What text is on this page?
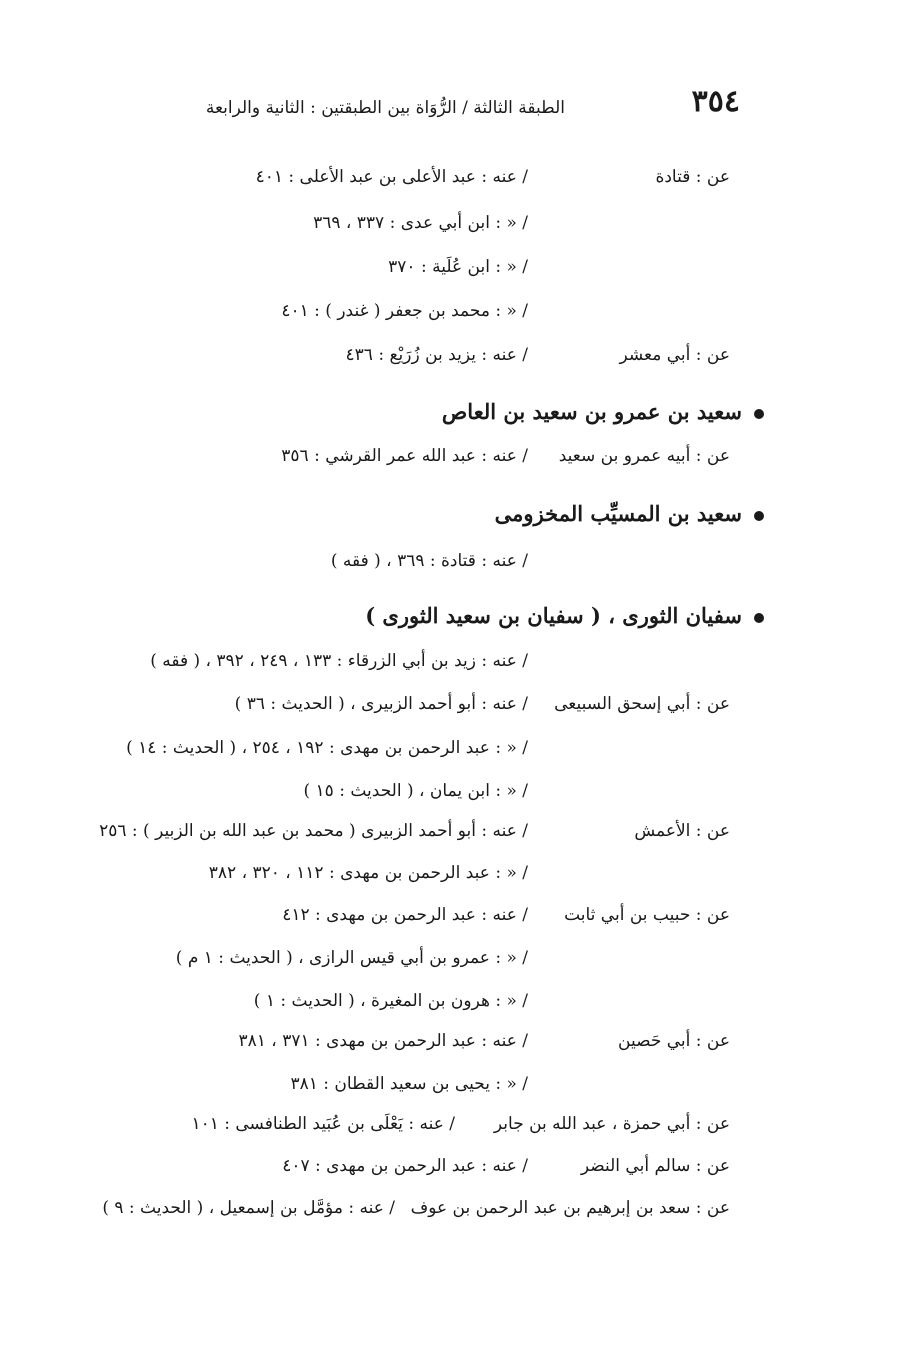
٣٥٤
الطبقة الثالثة / الرُّوَاة بين الطبقتين : الثانية والرابعة
عن : قتادة
/ عنه : عبد الأعلى بن عبد الأعلى : ٤٠١
/ « : ابن أبي عدى : ٣٣٧ ، ٣٦٩
/ « : ابن عُلَية : ٣٧٠
/ « : محمد بن جعفر ( غندر ) : ٤٠١
عن : أبي معشر
/ عنه : يزيد بن زُرَيْع : ٤٣٦
سعيد بن عمرو بن سعيد بن العاص
عن : أبيه عمرو بن سعيد
/ عنه : عبد الله عمر القرشي : ٣٥٦
سعيد بن المسيِّب المخزومى
/ عنه : قتادة : ٣٦٩ ، ( فقه )
سفيان الثورى ، ( سفيان بن سعيد الثورى )
/ عنه : زيد بن أبي الزرقاء : ١٣٣ ، ٢٤٩ ، ٣٩٢ ، ( فقه )
عن : أبي إسحق السبيعى
/ عنه : أبو أحمد الزبيرى ، ( الحديث : ٣٦ )
/ « : عبد الرحمن بن مهدى : ١٩٢ ، ٢٥٤ ، ( الحديث : ١٤ )
/ « : ابن يمان ، ( الحديث : ١٥ )
عن : الأعمش
/ عنه : أبو أحمد الزبيرى ( محمد بن عبد الله بن الزبير ) : ٢٥٦
/ « : عبد الرحمن بن مهدى : ١١٢ ، ٣٢٠ ، ٣٨٢
عن : حبيب بن أبي ثابت
/ عنه : عبد الرحمن بن مهدى : ٤١٢
/ « : عمرو بن أبي قيس الرازى ، ( الحديث : ١ م )
/ « : هرون بن المغيرة ، ( الحديث : ١ )
عن : أبي حَصين
/ عنه : عبد الرحمن بن مهدى : ٣٧١ ، ٣٨١
/ « : يحيى بن سعيد القطان : ٣٨١
عن : أبي حمزة ، عبد الله بن جابر
/ عنه : يَعْلَى بن عُبَيد الطنافسى : ١٠١
عن : سالم أبي النضر
/ عنه : عبد الرحمن بن مهدى : ٤٠٧
عن : سعد بن إبرهيم بن عبد الرحمن بن عوف
/ عنه : مؤمَّل بن إسمعيل ، ( الحديث : ٩ )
┄┄┄┄┄┄┄┄┄┄┄┄┄┄┄┄┄┄┄┄
Among the entries above, how many lines include the word "عمرو"? Give the number with no comment.

## SOLUTION FOR THIS PROBLEM
3